WHAT THE EXERCISE ASKS =>
Identify the lines that contain the string "einem", then copy each of them.

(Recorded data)
++++++++

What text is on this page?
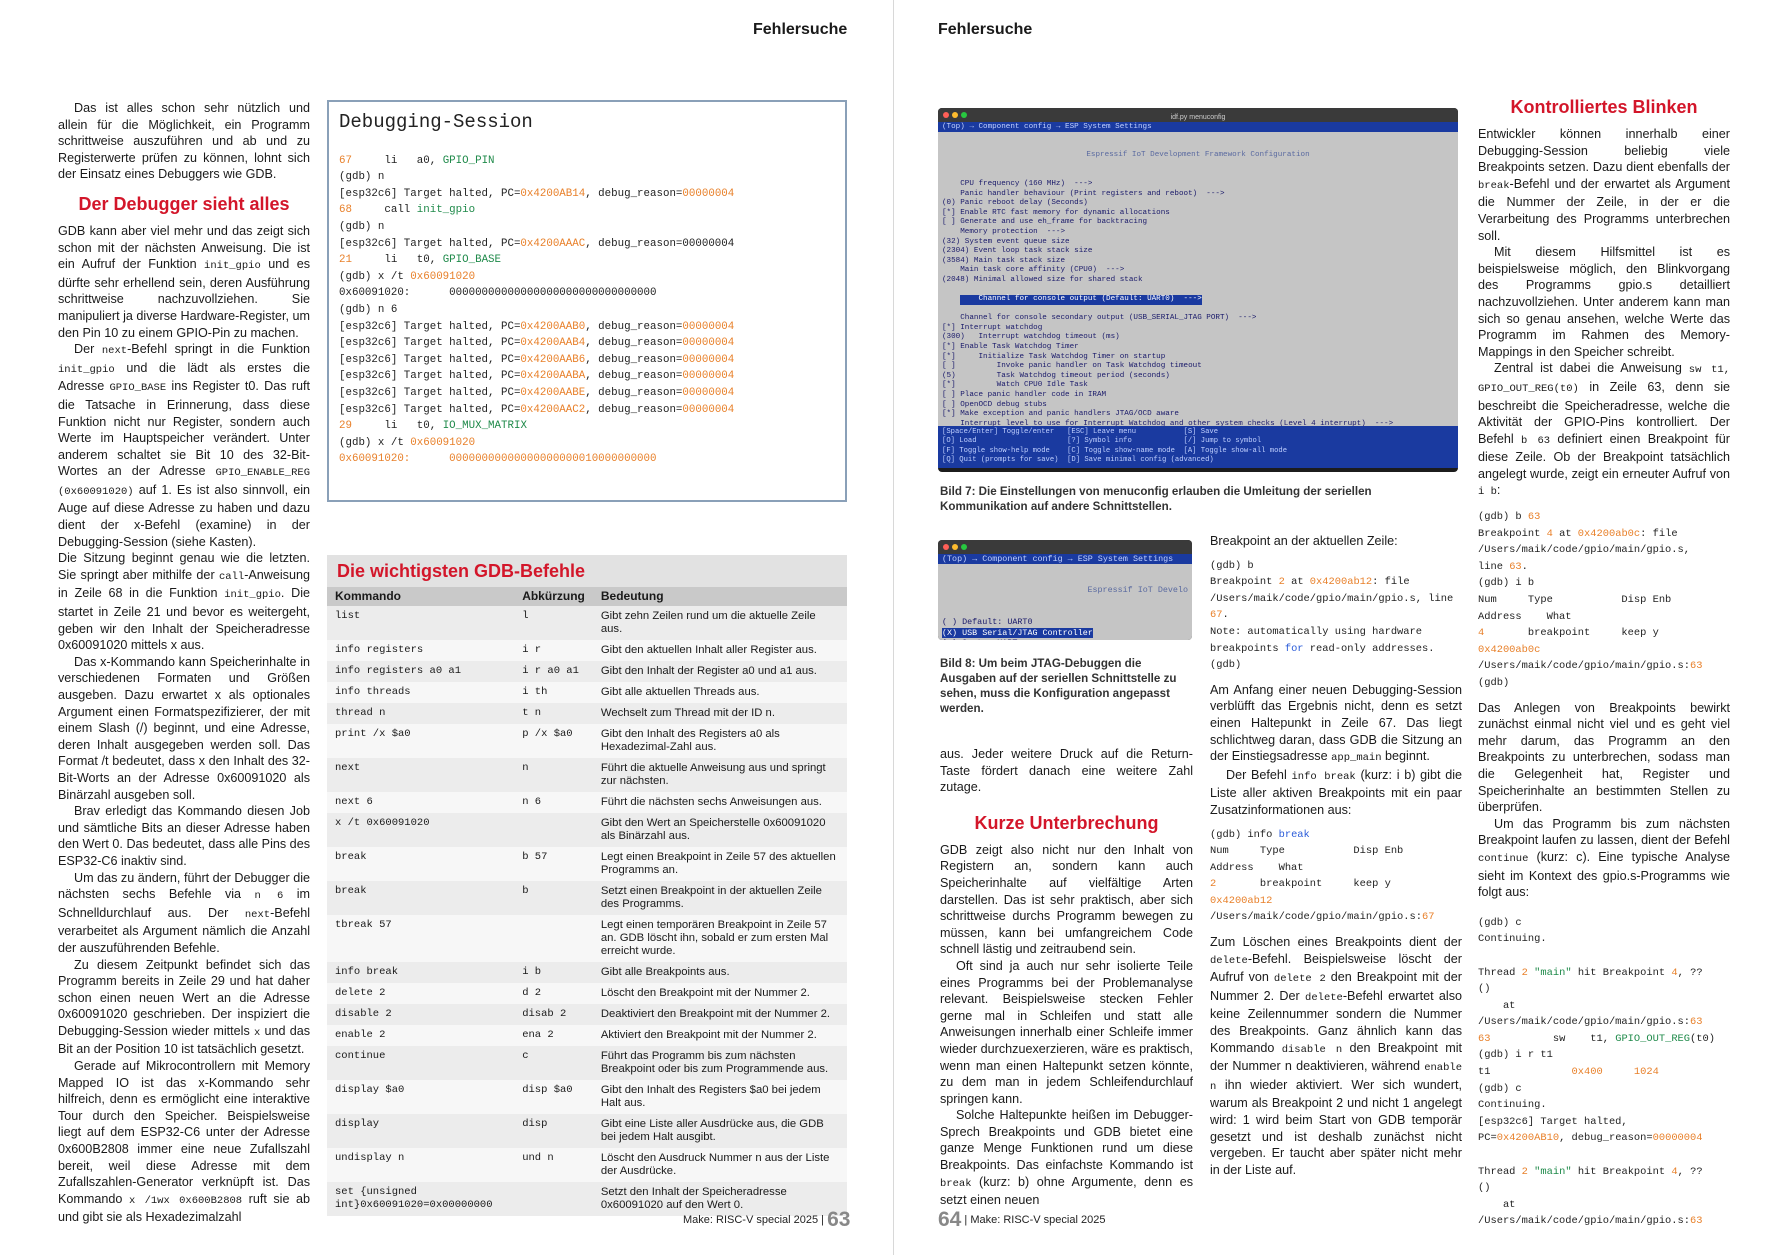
Fehlersuche

Das ist alles schon sehr nützlich und allein für die Möglichkeit, ein Programm schrittweise auszuführen und ab und zu Registerwerte prüfen zu können, lohnt sich der Einsatz eines Debuggers wie GDB.

Der Debugger sieht alles

GDB kann aber viel mehr und das zeigt sich schon mit der nächsten Anweisung. Die ist ein Aufruf der Funktion init_gpio und es dürfte sehr erhellend sein, deren Ausführung schrittweise nachzuvollziehen. Sie manipuliert ja diverse Hardware-Register, um den Pin 10 zu einem GPIO-Pin zu machen.

Der next-Befehl springt in die Funktion init_gpio und die lädt als erstes die Adresse GPIO_BASE ins Register t0. Das ruft die Tatsache in Erinnerung, dass diese Funktion nicht nur Register, sondern auch Werte im Hauptspeicher verändert. Unter anderem schaltet sie Bit 10 des 32-Bit-Wortes an der Adresse GPIO_ENABLE_REG (0x60091020) auf 1. Es ist also sinnvoll, ein Auge auf diese Adresse zu haben und dazu dient der x-Befehl (examine) in der Debugging-Session (siehe Kasten).

Die Sitzung beginnt genau wie die letzten. Sie springt aber mithilfe der call-Anweisung in Zeile 68 in die Funktion init_gpio. Die startet in Zeile 21 und bevor es weitergeht, geben wir den Inhalt der Speicheradresse 0x60091020 mittels x aus.

Das x-Kommando kann Speicherinhalte in verschiedenen Formaten und Größen ausgeben. Dazu erwartet x als optionales Argument einen Formatspezifizierer, der mit einem Slash (/) beginnt, und eine Adresse, deren Inhalt ausgegeben werden soll. Das Format /t bedeutet, dass x den Inhalt des 32-Bit-Worts an der Adresse 0x60091020 als Binärzahl ausgeben soll.

Brav erledigt das Kommando diesen Job und sämtliche Bits an dieser Adresse haben den Wert 0. Das bedeutet, dass alle Pins des ESP32-C6 inaktiv sind.

Um das zu ändern, führt der Debugger die nächsten sechs Befehle via n 6 im Schnelldurchlauf aus. Der next-Befehl verarbeitet als Argument nämlich die Anzahl der auszuführenden Befehle.

Zu diesem Zeitpunkt befindet sich das Programm bereits in Zeile 29 und hat daher schon einen neuen Wert an die Adresse 0x60091020 geschrieben. Der inspiziert die Debugging-Session wieder mittels x und das Bit an der Position 10 ist tatsächlich gesetzt.

Gerade auf Mikrocontrollern mit Memory Mapped IO ist das x-Kommando sehr hilfreich, denn es ermöglicht eine interaktive Tour durch den Speicher. Beispielsweise liegt auf dem ESP32-C6 unter der Adresse 0x600B2808 immer eine neue Zufallszahl bereit, weil diese Adresse mit dem Zufallszahlen-Generator verknüpft ist. Das Kommando x /1wx 0x600B2808 ruft sie ab und gibt sie als Hexadezimalzahl

Debugging-Session
67     li   a0, GPIO_PIN
(gdb) n
[esp32c6] Target halted, PC=0x4200AB14, debug_reason=00000004
68     call init_gpio
(gdb) n
[esp32c6] Target halted, PC=0x4200AAAC, debug_reason=00000004
21     li   t0, GPIO_BASE
(gdb) x /t 0x60091020
0x60091020:      00000000000000000000000000000000
(gdb) n 6
[esp32c6] Target halted, PC=0x4200AAB0, debug_reason=00000004
[esp32c6] Target halted, PC=0x4200AAB4, debug_reason=00000004
[esp32c6] Target halted, PC=0x4200AAB6, debug_reason=00000004
[esp32c6] Target halted, PC=0x4200AABA, debug_reason=00000004
[esp32c6] Target halted, PC=0x4200AABE, debug_reason=00000004
[esp32c6] Target halted, PC=0x4200AAC2, debug_reason=00000004
29     li   t0, IO_MUX_MATRIX
(gdb) x /t 0x60091020
0x60091020:      00000000000000000000010000000000
Die wichtigsten GDB-Befehle
Kommando	Abkürzung	Bedeutung
list	l	Gibt zehn Zeilen rund um die aktuelle Zeile aus.
info registers	i r	Gibt den aktuellen Inhalt aller Register aus.
info registers a0 a1	i r a0 a1	Gibt den Inhalt der Register a0 und a1 aus.
info threads	i th	Gibt alle aktuellen Threads aus.
thread n	t n	Wechselt zum Thread mit der ID n.
print /x $a0	p /x $a0	Gibt den Inhalt des Registers a0 als Hexadezimal-Zahl aus.
next	n	Führt die aktuelle Anweisung aus und springt zur nächsten.
next 6	n 6	Führt die nächsten sechs Anweisungen aus.
x /t 0x60091020		Gibt den Wert an Speicherstelle 0x60091020 als Binärzahl aus.
break	b 57	Legt einen Breakpoint in Zeile 57 des aktuellen Programms an.
break	b	Setzt einen Breakpoint in der aktuellen Zeile des Programms.
tbreak 57		Legt einen temporären Breakpoint in Zeile 57 an. GDB löscht ihn, sobald er zum ersten Mal erreicht wurde.
info break	i b	Gibt alle Breakpoints aus.
delete 2	d 2	Löscht den Breakpoint mit der Nummer 2.
disable 2	disab 2	Deaktiviert den Breakpoint mit der Nummer 2.
enable 2	ena 2	Aktiviert den Breakpoint mit der Nummer 2.
continue	c	Führt das Programm bis zum nächsten Breakpoint oder bis zum Programmende aus.
display $a0	disp $a0	Gibt den Inhalt des Registers $a0 bei jedem Halt aus.
display	disp	Gibt eine Liste aller Ausdrücke aus, die GDB bei jedem Halt ausgibt.
undisplay n	und n	Löscht den Ausdruck Nummer n aus der Liste der Ausdrücke.
set {unsigned int}0x60091020=0x00000000		Setzt den Inhalt der Speicheradresse 0x60091020 auf den Wert 0.
Make: RISC-V special 2025 | 63
Fehlersuche
idf.py menuconfig
(Top) → Component config → ESP System Settings

Espressif IoT Development Framework Configuration

CPU frequency (160 MHz)  --->
Panic handler behaviour (Print registers and reboot)  --->
(0) Panic reboot delay (Seconds)
[*] Enable RTC fast memory for dynamic allocations
[ ] Generate and use eh_frame for backtracing
Memory protection  --->
(32) System event queue size
(2304) Event loop task stack size
(3584) Main task stack size
Main task core affinity (CPU0)  --->
(2048) Minimal allowed size for shared stack

Channel for console output (Default: UART0)  --->

Channel for console secondary output (USB_SERIAL_JTAG PORT)  --->
[*] Interrupt watchdog
(300)   Interrupt watchdog timeout (ms)
[*] Enable Task Watchdog Timer
[*]     Initialize Task Watchdog Timer on startup
[ ]         Invoke panic handler on Task Watchdog timeout
(5)         Task Watchdog timeout period (seconds)
[*]         Watch CPU0 Idle Task
[ ] Place panic handler code in IRAM
[ ] OpenOCD debug stubs
[*] Make exception and panic handlers JTAG/OCD aware
Interrupt level to use for Interrupt Watchdog and other system checks (Level 4 interrupt)  --->

[Space/Enter] Toggle/enter   [ESC] Leave menu           [S] Save
[O] Load                     [?] Symbol info            [/] Jump to symbol
[F] Toggle show-help mode    [C] Toggle show-name mode  [A] Toggle show-all mode
[Q] Quit (prompts for save)  [D] Save minimal config (advanced)
Bild 7: Die Einstellungen von menuconfig erlauben die Umleitung der seriellen Kommunikation auf andere Schnittstellen.
(Top) → Component config → ESP System Settings

Espressif IoT Develo

( ) Default: UART0
(X) USB Serial/JTAG Controller

Bild 8: Um beim JTAG-Debuggen die Ausgaben auf der seriellen Schnittstelle zu sehen, muss die Konfiguration angepasst werden.

aus. Jeder weitere Druck auf die Return-Taste fördert danach eine weitere Zahl zutage.

Kurze Unterbrechung

GDB zeigt also nicht nur den Inhalt von Registern an, sondern kann auch Speicherinhalte auf vielfältige Arten darstellen. Das ist sehr praktisch, aber sich schrittweise durchs Programm bewegen zu müssen, kann bei umfangreichem Code schnell lästig und zeitraubend sein.

Oft sind ja auch nur sehr isolierte Teile eines Programms bei der Problemanalyse relevant. Beispielsweise stecken Fehler gerne mal in Schleifen und statt alle Anweisungen innerhalb einer Schleife immer wieder durchzuexerzieren, wäre es praktisch, wenn man einen Haltepunkt setzen könnte, zu dem man in jedem Schleifendurchlauf springen kann.

Solche Haltepunkte heißen im Debugger-Sprech Breakpoints und GDB bietet eine ganze Menge Funktionen rund um diese Breakpoints. Das einfachste Kommando ist break (kurz: b) ohne Argumente, denn es setzt einen neuen

Breakpoint an der aktuellen Zeile:

(gdb) b
Breakpoint 2 at 0x4200ab12: file
/Users/maik/code/gpio/main/gpio.s, line
67.
Note: automatically using hardware
breakpoints for read-only addresses.
(gdb)

Am Anfang einer neuen Debugging-Session verblüfft das Ergebnis nicht, denn es setzt einen Haltepunkt in Zeile 67. Das liegt schlichtweg daran, dass GDB die Sitzung an der Einstiegsadresse app_main beginnt.

Der Befehl info break (kurz: i b) gibt die Liste aller aktiven Breakpoints mit ein paar Zusatzinformationen aus:

(gdb) info break
Num     Type           Disp Enb
Address    What
2       breakpoint     keep y
0x4200ab12
/Users/maik/code/gpio/main/gpio.s:67

Zum Löschen eines Breakpoints dient der delete-Befehl. Beispielsweise löscht der Aufruf von delete 2 den Breakpoint mit der Nummer 2. Der delete-Befehl erwartet also keine Zeilennummer sondern die Nummer des Breakpoints. Ganz ähnlich kann das Kommando disable n den Breakpoint mit der Nummer n deaktivieren, während enable n ihn wieder aktiviert. Wer sich wundert, warum als Breakpoint 2 und nicht 1 angelegt wird: 1 wird beim Start von GDB temporär gesetzt und ist deshalb zunächst nicht vergeben. Er taucht aber später nicht mehr in der Liste auf.

Kontrolliertes Blinken

Entwickler können innerhalb einer Debugging-Session beliebig viele Breakpoints setzen. Dazu dient ebenfalls der break-Befehl und der erwartet als Argument die Nummer der Zeile, in der er die Verarbeitung des Programms unterbrechen soll.

Mit diesem Hilfsmittel ist es beispielsweise möglich, den Blinkvorgang des Programms gpio.s detailliert nachzuvollziehen. Unter anderem kann man sich so genau ansehen, welche Werte das Programm im Rahmen des Memory-Mappings in den Speicher schreibt.

Zentral ist dabei die Anweisung sw t1, GPIO_OUT_REG(t0) in Zeile 63, denn sie beschreibt die Speicheradresse, welche die Aktivität der GPIO-Pins kontrolliert. Der Befehl b 63 definiert einen Breakpoint für diese Zeile. Ob der Breakpoint tatsächlich angelegt wurde, zeigt ein erneuter Aufruf von i b:

(gdb) b 63
Breakpoint 4 at 0x4200ab0c: file
/Users/maik/code/gpio/main/gpio.s,
line 63.
(gdb) i b
Num     Type           Disp Enb
Address    What
4       breakpoint     keep y
0x4200ab0c
/Users/maik/code/gpio/main/gpio.s:63
(gdb)

Das Anlegen von Breakpoints bewirkt zunächst einmal nicht viel und es geht viel mehr darum, das Programm an den Breakpoints zu unterbrechen, sodass man die Gelegenheit hat, Register und Speicherinhalte an bestimmten Stellen zu überprüfen.

Um das Programm bis zum nächsten Breakpoint laufen zu lassen, dient der Befehl continue (kurz: c). Eine typische Analyse sieht im Kontext des gpio.s-Programms wie folgt aus:

(gdb) c
Continuing.

Thread 2 "main" hit Breakpoint 4, ??
()
at
/Users/maik/code/gpio/main/gpio.s:63
63          sw    t1, GPIO_OUT_REG(t0)
(gdb) i r t1
t1             0x400	1024
(gdb) c
Continuing.
[esp32c6] Target halted,
PC=0x4200AB10, debug_reason=00000004

Thread 2 "main" hit Breakpoint 4, ??
()
at
/Users/maik/code/gpio/main/gpio.s:63
64 | Make: RISC-V special 2025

++++++++

ANSWER FOR THIS EXERCISE =>
GDB kann aber viel mehr und das zeigt sich schon mit der nächsten Anweisung. Die ist ein Aufruf der Funktion init_gpio und es dürfte sehr erhellend sein, deren Ausführung schrittweise nachzuvollziehen. Sie manipuliert ja diverse Hardware-Register, um den Pin 10 zu einem GPIO-Pin zu machen.
Das x-Kommando kann Speicherinhalte in verschiedenen Formaten und Größen ausgeben. Dazu erwartet x als optionales Argument einen Formatspezifizierer, der mit einem Slash (/) beginnt, und eine Adresse, deren Inhalt ausgegeben werden soll. Das Format /t bedeutet, dass x den Inhalt des 32-Bit-Worts an der Adresse 0x60091020 als Binärzahl ausgeben soll.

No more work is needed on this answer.